> **Given task**
Copy every record below, exactly as written.

(A block of data)

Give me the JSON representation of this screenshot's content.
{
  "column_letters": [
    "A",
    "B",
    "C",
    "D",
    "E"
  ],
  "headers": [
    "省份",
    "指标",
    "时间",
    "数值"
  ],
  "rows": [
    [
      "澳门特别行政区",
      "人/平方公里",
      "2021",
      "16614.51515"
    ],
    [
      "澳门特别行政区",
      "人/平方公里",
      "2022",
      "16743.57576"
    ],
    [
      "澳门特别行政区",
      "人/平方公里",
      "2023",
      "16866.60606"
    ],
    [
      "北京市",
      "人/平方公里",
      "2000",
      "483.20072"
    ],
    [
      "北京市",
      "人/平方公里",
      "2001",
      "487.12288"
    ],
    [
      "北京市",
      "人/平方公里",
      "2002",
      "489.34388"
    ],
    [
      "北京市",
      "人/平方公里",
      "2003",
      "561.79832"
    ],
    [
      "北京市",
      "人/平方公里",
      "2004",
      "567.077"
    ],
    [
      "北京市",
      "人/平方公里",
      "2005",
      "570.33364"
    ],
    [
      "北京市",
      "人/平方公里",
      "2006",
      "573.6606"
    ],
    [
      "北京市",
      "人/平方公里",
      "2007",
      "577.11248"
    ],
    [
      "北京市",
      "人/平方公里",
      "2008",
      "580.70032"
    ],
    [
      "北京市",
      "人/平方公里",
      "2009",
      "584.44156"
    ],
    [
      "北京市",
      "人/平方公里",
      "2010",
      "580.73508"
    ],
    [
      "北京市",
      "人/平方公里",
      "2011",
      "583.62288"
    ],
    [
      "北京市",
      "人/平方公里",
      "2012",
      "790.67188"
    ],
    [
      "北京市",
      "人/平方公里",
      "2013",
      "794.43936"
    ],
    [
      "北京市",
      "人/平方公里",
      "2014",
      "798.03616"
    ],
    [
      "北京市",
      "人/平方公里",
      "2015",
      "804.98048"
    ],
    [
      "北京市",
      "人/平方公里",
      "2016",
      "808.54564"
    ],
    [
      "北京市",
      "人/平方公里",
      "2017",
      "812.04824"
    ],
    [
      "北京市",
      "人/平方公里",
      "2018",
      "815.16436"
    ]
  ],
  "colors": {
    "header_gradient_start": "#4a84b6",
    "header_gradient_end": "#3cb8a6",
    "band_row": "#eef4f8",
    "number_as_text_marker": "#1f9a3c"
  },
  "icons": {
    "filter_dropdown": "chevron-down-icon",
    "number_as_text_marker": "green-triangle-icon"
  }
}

> **Solution below**
Give me the JSON representation of this screenshot's content.
{
  "column_letters": [
    "A",
    "B",
    "C",
    "D",
    "E"
  ],
  "headers": [
    "省份",
    "指标",
    "时间",
    "数值"
  ],
  "rows": [
    [
      "澳门特别行政区",
      "人/平方公里",
      "2021",
      "16614.51515"
    ],
    [
      "澳门特别行政区",
      "人/平方公里",
      "2022",
      "16743.57576"
    ],
    [
      "澳门特别行政区",
      "人/平方公里",
      "2023",
      "16866.60606"
    ],
    [
      "北京市",
      "人/平方公里",
      "2000",
      "483.20072"
    ],
    [
      "北京市",
      "人/平方公里",
      "2001",
      "487.12288"
    ],
    [
      "北京市",
      "人/平方公里",
      "2002",
      "489.34388"
    ],
    [
      "北京市",
      "人/平方公里",
      "2003",
      "561.79832"
    ],
    [
      "北京市",
      "人/平方公里",
      "2004",
      "567.077"
    ],
    [
      "北京市",
      "人/平方公里",
      "2005",
      "570.33364"
    ],
    [
      "北京市",
      "人/平方公里",
      "2006",
      "573.6606"
    ],
    [
      "北京市",
      "人/平方公里",
      "2007",
      "577.11248"
    ],
    [
      "北京市",
      "人/平方公里",
      "2008",
      "580.70032"
    ],
    [
      "北京市",
      "人/平方公里",
      "2009",
      "584.44156"
    ],
    [
      "北京市",
      "人/平方公里",
      "2010",
      "580.73508"
    ],
    [
      "北京市",
      "人/平方公里",
      "2011",
      "583.62288"
    ],
    [
      "北京市",
      "人/平方公里",
      "2012",
      "790.67188"
    ],
    [
      "北京市",
      "人/平方公里",
      "2013",
      "794.43936"
    ],
    [
      "北京市",
      "人/平方公里",
      "2014",
      "798.03616"
    ],
    [
      "北京市",
      "人/平方公里",
      "2015",
      "804.98048"
    ],
    [
      "北京市",
      "人/平方公里",
      "2016",
      "808.54564"
    ],
    [
      "北京市",
      "人/平方公里",
      "2017",
      "812.04824"
    ],
    [
      "北京市",
      "人/平方公里",
      "2018",
      "815.16436"
    ]
  ],
  "colors": {
    "header_gradient_start": "#4a84b6",
    "header_gradient_end": "#3cb8a6",
    "band_row": "#eef4f8",
    "number_as_text_marker": "#1f9a3c"
  },
  "icons": {
    "filter_dropdown": "chevron-down-icon",
    "number_as_text_marker": "green-triangle-icon"
  }
}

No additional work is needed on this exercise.